* Stated problem
Lines containing the string "true" are to be collected in full.

* Given records
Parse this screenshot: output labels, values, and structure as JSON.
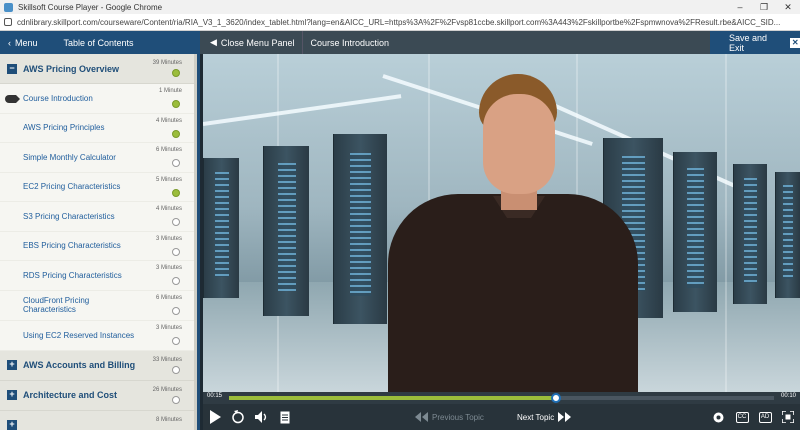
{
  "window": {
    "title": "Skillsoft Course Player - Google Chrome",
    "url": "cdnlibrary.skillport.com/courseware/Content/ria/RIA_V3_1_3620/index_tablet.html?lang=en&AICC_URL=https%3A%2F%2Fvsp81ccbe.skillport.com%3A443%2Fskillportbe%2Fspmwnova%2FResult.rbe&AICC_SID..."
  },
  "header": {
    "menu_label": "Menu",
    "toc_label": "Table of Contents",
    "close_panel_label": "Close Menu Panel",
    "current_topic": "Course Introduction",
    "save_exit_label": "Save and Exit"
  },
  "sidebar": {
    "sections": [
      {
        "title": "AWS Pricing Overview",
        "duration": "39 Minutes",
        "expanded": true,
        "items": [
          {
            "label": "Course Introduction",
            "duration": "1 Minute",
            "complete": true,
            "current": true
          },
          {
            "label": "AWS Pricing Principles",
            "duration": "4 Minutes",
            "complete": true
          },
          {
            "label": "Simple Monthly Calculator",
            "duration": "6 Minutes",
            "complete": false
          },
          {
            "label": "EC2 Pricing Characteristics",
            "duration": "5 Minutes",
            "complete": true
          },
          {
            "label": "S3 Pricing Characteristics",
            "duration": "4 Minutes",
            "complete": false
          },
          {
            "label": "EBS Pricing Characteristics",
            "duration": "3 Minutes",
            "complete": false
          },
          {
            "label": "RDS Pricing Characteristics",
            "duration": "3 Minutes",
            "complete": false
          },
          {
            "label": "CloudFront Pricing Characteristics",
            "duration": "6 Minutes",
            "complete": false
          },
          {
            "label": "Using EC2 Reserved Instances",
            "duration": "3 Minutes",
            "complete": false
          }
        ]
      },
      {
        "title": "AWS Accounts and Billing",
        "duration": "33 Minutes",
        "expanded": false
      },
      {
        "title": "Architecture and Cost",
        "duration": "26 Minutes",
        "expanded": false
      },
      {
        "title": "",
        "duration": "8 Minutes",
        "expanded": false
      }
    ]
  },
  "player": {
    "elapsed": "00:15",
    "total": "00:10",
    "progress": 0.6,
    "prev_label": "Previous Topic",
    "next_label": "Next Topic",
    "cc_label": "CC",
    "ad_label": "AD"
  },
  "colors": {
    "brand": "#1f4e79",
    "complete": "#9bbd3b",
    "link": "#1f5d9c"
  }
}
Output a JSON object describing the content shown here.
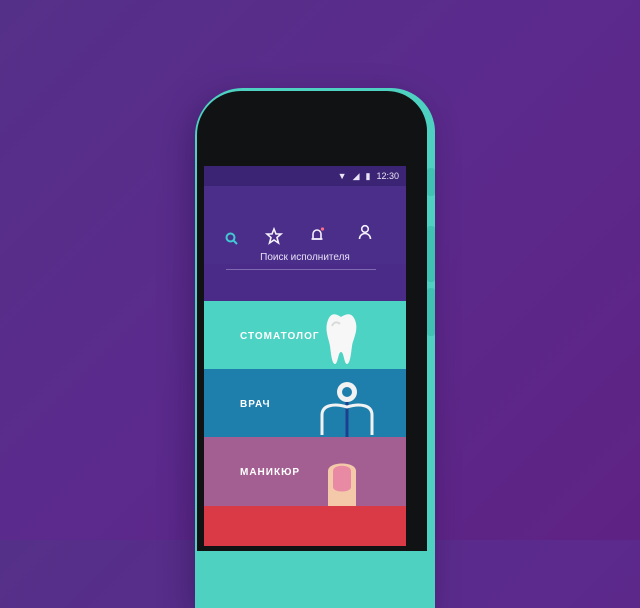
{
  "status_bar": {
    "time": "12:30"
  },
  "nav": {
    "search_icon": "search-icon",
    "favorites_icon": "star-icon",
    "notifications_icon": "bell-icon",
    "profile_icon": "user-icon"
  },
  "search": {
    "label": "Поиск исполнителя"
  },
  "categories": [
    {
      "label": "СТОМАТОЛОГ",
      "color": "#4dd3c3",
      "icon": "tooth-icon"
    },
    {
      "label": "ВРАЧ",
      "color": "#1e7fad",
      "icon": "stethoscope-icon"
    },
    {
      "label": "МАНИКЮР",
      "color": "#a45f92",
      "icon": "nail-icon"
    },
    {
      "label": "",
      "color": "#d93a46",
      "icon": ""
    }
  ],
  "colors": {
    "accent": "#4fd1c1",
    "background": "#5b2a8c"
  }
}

* * *

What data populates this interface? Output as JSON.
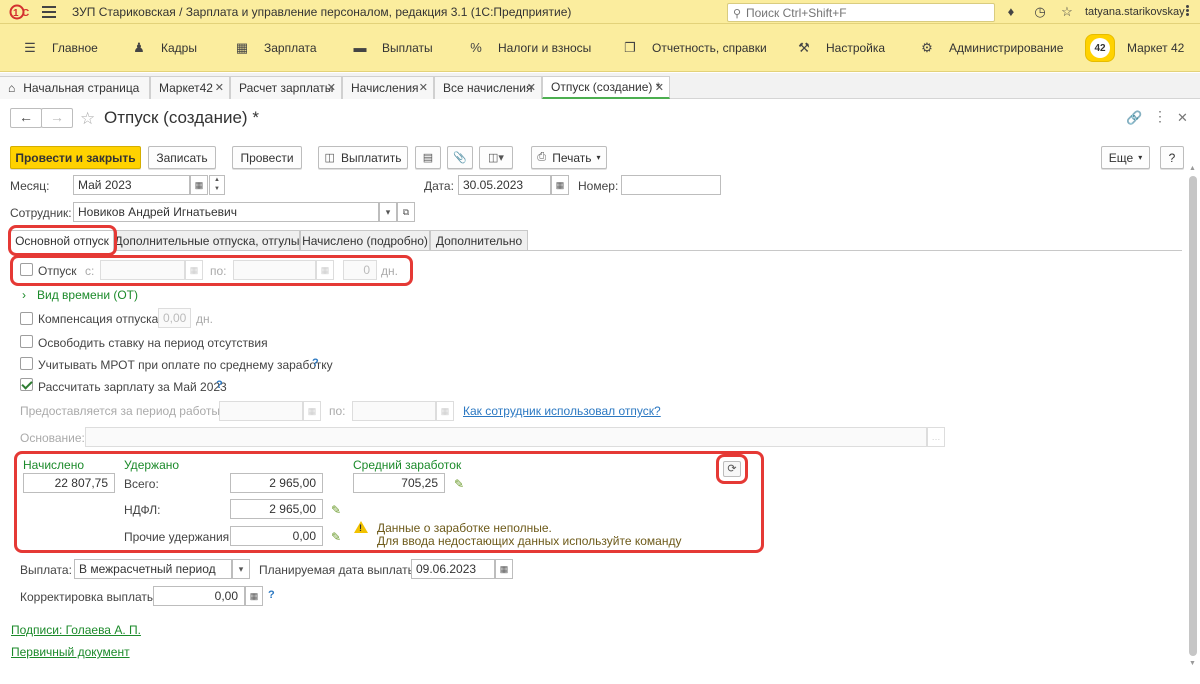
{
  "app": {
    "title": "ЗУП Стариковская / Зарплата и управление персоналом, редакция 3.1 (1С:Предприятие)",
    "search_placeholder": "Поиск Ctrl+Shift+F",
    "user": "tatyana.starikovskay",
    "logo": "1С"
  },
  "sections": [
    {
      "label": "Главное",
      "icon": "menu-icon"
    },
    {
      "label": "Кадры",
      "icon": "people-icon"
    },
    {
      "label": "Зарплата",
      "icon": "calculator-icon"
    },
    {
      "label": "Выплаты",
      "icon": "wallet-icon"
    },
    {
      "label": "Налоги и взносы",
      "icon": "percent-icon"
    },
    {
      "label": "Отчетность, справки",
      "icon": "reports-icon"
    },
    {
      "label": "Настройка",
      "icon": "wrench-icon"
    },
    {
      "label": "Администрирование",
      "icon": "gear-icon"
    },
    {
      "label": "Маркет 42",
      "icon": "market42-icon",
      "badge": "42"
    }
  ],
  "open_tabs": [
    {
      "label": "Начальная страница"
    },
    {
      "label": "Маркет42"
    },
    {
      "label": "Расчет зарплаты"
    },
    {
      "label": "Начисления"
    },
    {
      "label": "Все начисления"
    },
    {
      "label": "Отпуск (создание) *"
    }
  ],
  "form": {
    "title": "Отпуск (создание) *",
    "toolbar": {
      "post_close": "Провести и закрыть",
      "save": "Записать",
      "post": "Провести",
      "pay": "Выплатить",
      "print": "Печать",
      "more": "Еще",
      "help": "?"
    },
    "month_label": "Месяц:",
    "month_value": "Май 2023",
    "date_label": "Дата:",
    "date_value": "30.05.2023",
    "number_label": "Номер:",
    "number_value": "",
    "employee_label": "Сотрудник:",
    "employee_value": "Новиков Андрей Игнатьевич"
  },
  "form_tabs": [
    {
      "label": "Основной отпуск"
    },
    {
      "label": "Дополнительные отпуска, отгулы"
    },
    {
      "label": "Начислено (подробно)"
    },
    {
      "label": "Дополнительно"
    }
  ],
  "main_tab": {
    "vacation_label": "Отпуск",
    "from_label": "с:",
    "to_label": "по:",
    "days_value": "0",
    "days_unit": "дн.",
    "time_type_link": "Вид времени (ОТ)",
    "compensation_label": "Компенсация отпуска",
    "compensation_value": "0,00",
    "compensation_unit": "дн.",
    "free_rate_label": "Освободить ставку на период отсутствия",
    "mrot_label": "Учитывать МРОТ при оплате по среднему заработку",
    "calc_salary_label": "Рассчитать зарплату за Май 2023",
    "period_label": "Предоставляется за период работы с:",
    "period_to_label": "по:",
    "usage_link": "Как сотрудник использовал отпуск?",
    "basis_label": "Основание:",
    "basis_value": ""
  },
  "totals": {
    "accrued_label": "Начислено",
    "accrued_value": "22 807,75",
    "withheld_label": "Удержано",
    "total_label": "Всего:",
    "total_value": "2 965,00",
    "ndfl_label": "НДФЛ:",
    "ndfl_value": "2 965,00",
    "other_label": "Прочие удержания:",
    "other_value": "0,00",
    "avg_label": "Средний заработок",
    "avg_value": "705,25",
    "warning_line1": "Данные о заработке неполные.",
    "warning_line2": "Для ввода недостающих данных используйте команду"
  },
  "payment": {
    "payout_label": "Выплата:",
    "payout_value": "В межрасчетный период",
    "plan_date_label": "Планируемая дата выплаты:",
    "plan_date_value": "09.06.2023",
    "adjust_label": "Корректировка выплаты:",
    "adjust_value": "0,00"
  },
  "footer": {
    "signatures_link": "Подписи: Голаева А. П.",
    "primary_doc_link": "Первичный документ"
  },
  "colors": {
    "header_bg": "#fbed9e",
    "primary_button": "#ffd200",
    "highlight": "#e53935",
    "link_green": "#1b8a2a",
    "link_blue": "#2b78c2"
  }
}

---

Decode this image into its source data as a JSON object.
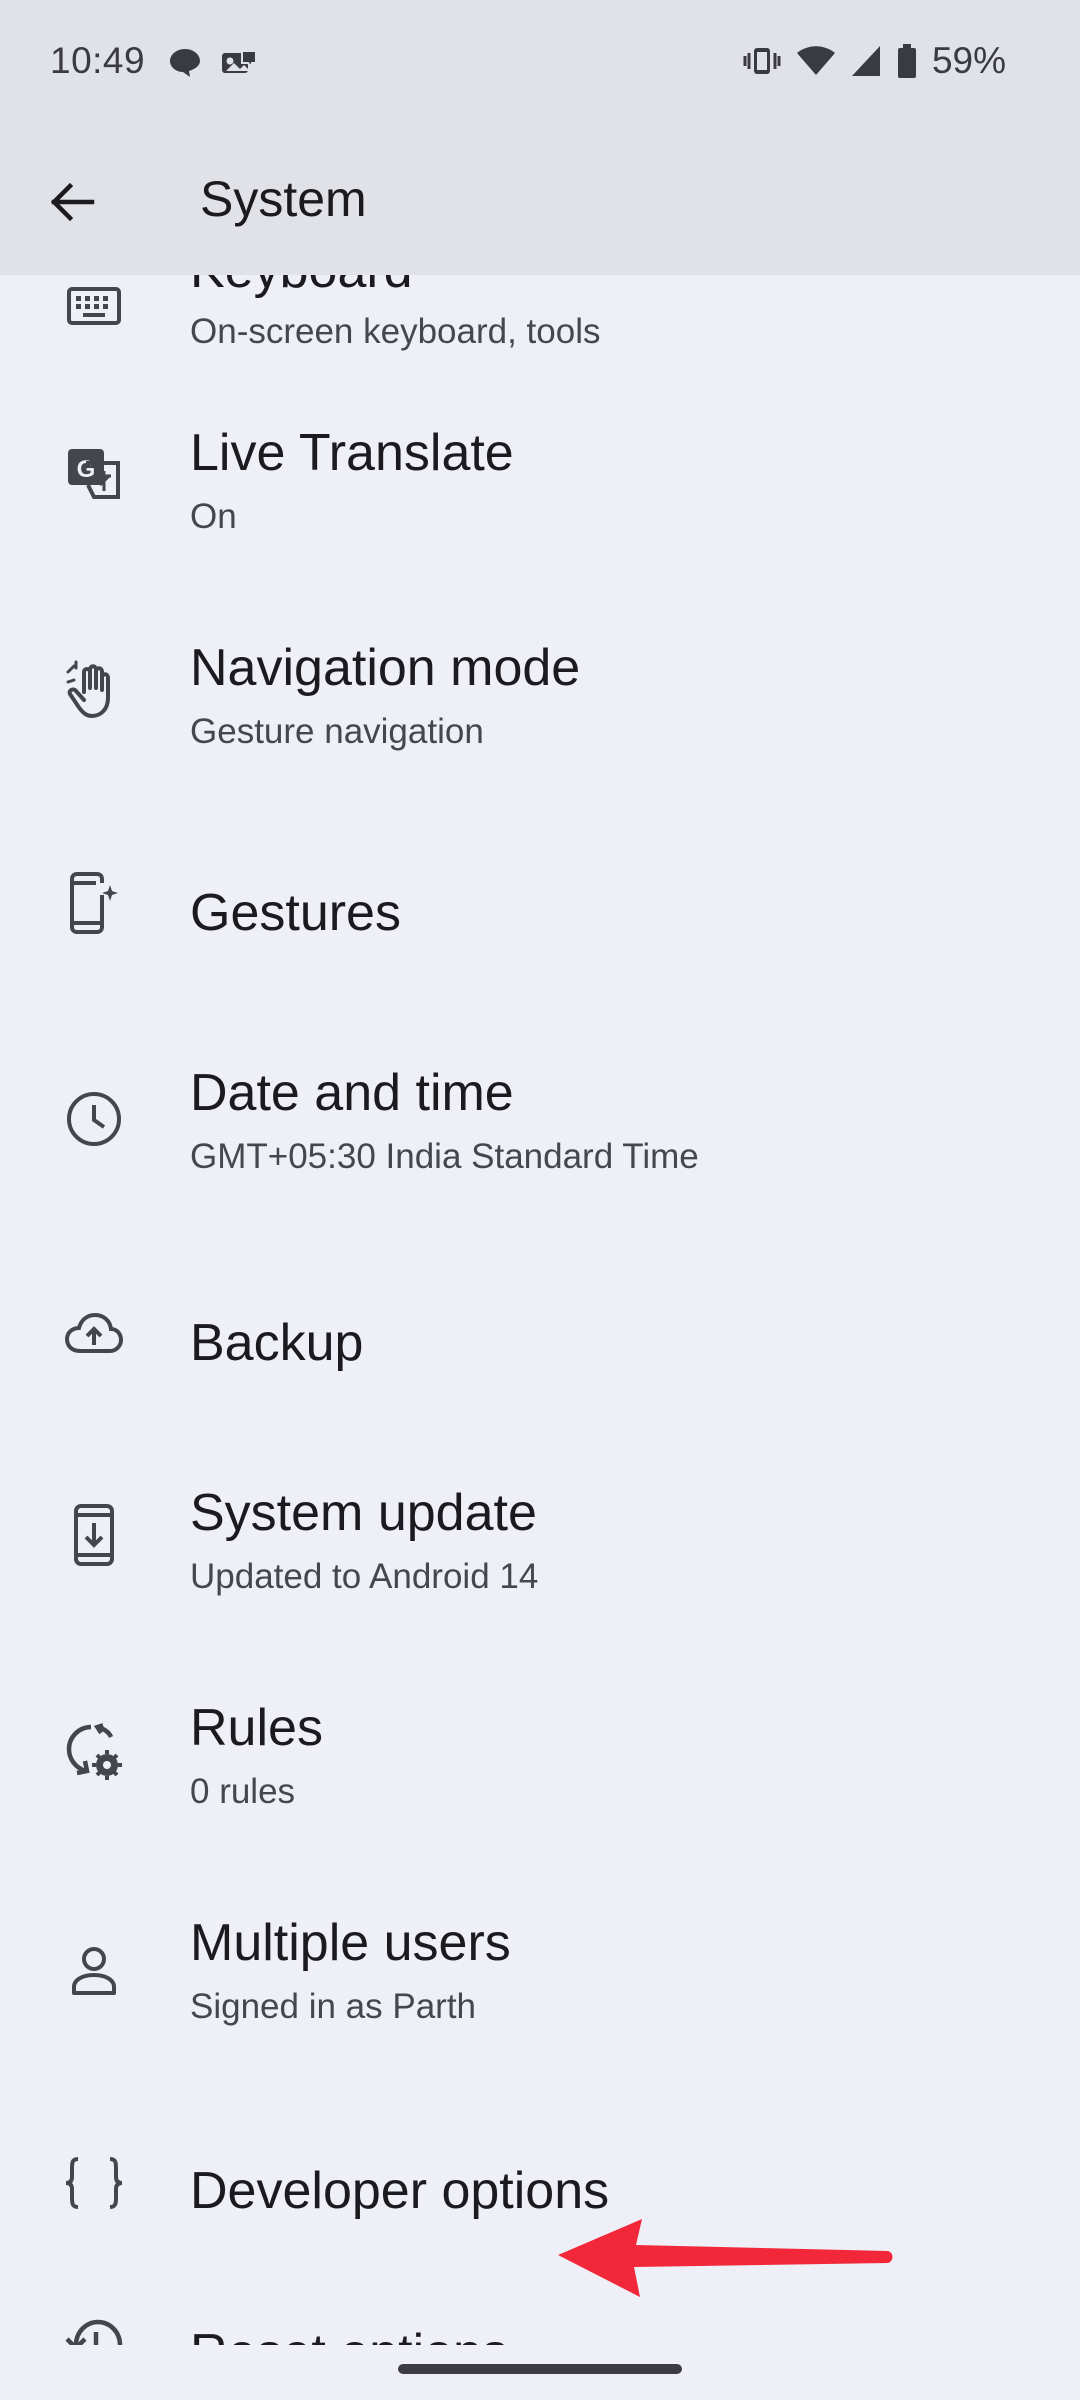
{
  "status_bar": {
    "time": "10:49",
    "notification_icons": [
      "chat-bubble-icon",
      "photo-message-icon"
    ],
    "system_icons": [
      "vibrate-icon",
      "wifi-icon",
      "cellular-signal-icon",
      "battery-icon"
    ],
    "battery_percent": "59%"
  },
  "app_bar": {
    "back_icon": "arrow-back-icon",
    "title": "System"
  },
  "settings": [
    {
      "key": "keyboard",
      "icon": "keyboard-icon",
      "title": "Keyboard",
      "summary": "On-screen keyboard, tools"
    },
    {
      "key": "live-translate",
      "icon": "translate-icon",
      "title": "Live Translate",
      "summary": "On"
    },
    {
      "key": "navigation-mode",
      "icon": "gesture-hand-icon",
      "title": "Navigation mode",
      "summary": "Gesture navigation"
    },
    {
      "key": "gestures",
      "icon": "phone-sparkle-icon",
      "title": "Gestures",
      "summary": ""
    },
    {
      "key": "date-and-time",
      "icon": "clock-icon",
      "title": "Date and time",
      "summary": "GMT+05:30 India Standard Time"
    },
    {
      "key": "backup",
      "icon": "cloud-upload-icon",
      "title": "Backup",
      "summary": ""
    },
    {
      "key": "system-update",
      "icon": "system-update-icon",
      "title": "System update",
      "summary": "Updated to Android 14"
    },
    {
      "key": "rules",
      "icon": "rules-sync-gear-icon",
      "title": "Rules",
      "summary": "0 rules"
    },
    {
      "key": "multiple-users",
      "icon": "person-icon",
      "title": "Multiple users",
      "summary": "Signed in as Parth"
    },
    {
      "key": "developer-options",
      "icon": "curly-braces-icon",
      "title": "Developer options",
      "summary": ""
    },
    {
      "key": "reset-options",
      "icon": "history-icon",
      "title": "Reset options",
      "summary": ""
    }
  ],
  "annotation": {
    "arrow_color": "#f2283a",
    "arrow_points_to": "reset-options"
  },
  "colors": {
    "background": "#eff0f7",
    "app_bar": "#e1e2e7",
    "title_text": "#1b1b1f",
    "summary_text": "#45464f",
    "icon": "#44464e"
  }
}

* Exercise solution
        "expanded": true,
            "complete": true,
            "current": true
            "complete": true
            "complete": true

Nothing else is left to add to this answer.